Provided text:

[Start of section]

Why is Dual-Diagnosis Important?

An estimated 23 million people on average are in need of treatment for addiction each year. Nearly a third of those individuals will have co-occurring mental health issues as well. Addiction is seen as both a behavioral health and mental health disorder. Co-occurring disorders are diagnosable conditions occurring alongside addiction to drugs and alcohol. A dual-diagnosis is important for ensuring patients get the thorough treatment necessary for successful and long term recovery. Proper diagnosis and treatment of addiction and co-occurring mental health disorders raises the rates of long-term recovery.

Why is Dual-Diagnosis Important?

Why Treatment for Both Matters

Oftentimes, addiction and/or alcoholism are the side effects of mental illness. It is not because the mentally ill are predisposed to drinking and drug use, though that’s a simple way of viewing it. People who are suffering from mental illness and have gone a lifetime without proper diagnosis or treatment are lacking in the coping skills they need for survival in life. Essentially, they are at a disadvantage when it comes to regulating their emotions, understanding their thoughts, and learning how to function. Burdened by the chaos in their minds brought on by mental illness, their first interaction with drugs and alcohol causes feelings of relief. Relieved from their unmanageable symptoms of mental illness, they turn to substances to cope.

[End of section]

Excerpted data:
[Start of section]

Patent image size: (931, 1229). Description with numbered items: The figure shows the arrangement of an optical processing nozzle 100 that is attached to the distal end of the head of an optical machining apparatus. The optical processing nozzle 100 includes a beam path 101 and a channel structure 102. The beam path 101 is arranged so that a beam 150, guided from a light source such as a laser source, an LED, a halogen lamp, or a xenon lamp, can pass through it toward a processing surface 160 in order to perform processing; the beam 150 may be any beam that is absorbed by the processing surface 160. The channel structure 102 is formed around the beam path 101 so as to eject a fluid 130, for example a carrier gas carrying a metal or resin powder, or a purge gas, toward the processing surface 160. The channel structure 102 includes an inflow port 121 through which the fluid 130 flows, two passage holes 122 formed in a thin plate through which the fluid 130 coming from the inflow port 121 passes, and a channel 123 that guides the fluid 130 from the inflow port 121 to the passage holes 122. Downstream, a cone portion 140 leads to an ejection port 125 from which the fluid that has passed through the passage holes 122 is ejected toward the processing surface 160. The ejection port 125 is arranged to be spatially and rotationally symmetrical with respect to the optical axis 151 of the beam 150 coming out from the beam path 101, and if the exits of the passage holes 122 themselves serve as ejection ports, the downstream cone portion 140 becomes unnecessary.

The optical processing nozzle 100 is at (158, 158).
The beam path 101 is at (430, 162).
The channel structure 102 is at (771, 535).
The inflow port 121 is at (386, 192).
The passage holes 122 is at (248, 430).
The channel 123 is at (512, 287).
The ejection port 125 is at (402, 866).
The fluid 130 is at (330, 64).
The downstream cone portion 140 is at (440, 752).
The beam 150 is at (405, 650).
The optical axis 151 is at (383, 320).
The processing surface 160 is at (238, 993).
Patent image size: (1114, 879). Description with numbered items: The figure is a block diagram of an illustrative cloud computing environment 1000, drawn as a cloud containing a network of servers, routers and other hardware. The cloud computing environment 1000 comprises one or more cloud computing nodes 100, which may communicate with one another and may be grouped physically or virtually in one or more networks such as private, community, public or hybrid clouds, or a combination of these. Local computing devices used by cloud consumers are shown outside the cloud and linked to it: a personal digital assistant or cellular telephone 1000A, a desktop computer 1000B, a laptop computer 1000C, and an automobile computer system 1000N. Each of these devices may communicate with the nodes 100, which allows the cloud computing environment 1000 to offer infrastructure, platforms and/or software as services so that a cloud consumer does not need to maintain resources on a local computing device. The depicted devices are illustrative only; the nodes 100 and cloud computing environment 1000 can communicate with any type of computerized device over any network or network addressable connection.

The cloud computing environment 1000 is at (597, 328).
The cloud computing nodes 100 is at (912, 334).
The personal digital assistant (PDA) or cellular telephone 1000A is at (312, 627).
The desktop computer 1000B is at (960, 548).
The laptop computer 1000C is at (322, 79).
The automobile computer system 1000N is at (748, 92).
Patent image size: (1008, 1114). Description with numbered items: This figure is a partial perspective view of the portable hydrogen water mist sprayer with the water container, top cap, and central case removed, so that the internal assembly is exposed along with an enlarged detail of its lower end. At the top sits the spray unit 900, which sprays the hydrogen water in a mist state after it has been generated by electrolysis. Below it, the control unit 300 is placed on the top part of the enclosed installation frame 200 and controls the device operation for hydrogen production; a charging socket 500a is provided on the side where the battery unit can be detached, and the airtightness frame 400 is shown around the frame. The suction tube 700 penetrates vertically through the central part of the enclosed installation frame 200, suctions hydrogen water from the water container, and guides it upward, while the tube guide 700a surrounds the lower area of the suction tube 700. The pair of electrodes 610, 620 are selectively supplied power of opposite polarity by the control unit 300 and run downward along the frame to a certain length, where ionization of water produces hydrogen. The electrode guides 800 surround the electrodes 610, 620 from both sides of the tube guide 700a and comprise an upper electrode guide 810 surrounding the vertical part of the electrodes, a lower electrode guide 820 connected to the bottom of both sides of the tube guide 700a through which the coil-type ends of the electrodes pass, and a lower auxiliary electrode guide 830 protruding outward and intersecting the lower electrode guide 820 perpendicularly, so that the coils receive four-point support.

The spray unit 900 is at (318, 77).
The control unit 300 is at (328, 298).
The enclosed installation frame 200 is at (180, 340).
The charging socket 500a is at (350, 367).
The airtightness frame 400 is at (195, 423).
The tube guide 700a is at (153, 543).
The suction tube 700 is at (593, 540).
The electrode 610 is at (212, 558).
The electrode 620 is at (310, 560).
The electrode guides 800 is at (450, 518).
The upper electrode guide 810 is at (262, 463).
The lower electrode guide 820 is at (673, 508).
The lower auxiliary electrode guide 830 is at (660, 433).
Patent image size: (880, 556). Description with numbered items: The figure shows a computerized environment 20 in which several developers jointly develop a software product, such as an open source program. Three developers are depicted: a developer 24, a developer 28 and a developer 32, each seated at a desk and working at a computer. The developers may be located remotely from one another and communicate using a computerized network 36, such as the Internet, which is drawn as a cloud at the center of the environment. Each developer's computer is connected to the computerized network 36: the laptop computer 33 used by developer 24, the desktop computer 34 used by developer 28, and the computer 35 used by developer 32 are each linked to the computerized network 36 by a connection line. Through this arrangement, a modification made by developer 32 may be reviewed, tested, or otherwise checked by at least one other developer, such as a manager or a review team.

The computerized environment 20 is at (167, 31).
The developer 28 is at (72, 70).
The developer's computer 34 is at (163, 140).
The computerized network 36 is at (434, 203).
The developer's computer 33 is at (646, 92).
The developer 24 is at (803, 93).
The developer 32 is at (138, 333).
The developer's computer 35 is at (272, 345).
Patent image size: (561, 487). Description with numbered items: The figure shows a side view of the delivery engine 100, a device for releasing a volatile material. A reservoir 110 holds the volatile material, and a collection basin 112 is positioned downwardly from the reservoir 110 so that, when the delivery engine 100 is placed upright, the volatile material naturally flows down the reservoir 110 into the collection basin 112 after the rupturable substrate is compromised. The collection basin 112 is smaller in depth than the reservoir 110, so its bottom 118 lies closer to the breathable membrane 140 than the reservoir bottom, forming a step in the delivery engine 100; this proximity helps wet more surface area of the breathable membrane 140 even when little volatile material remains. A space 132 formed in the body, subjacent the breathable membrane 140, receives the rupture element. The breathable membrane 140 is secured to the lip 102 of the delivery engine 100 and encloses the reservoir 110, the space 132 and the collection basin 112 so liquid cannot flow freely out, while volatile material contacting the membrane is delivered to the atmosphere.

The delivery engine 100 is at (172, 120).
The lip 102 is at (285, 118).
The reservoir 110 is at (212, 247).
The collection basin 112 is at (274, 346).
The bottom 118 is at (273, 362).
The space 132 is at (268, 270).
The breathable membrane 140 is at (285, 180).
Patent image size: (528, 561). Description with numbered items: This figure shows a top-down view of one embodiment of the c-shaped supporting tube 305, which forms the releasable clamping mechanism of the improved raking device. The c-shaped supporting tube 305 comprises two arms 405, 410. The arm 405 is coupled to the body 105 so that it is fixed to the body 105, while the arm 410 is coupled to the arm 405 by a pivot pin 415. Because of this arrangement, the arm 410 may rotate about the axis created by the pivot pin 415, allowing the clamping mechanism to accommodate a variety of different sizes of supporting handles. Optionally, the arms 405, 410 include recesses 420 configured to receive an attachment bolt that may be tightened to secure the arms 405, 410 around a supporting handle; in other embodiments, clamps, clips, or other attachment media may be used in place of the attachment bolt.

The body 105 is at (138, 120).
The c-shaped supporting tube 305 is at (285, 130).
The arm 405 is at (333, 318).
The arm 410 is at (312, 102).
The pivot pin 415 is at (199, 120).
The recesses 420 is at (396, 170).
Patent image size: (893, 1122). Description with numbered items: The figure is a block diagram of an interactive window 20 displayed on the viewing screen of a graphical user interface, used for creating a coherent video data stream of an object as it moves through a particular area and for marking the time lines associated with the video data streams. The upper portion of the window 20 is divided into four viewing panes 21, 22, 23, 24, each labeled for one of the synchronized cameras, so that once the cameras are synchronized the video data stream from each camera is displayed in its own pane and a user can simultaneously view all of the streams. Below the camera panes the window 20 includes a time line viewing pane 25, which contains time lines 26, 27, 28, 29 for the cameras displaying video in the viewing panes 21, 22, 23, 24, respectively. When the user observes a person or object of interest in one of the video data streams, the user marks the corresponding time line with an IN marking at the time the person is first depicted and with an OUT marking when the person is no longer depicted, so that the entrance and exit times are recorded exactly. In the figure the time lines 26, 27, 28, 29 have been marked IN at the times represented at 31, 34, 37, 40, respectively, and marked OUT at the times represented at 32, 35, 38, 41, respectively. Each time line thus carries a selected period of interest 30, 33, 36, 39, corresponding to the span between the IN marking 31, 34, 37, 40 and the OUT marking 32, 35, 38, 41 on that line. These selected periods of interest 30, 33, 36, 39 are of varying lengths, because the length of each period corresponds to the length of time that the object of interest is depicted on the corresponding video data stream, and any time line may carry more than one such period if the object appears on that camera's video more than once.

[End of section]

Answer these questions from the text on dual-diagnosis:
1. On average, about how many people are estimated to need treatment for addiction each year?
2. What do people who have gone a lifetime without proper diagnosis or treatment of mental illness lack?
3. What does their first interaction with drugs and alcohol cause?

Written answer:
1. An estimated 23 million people.
2. They lack the coping skills they need for survival in life.
3. It causes feelings of relief.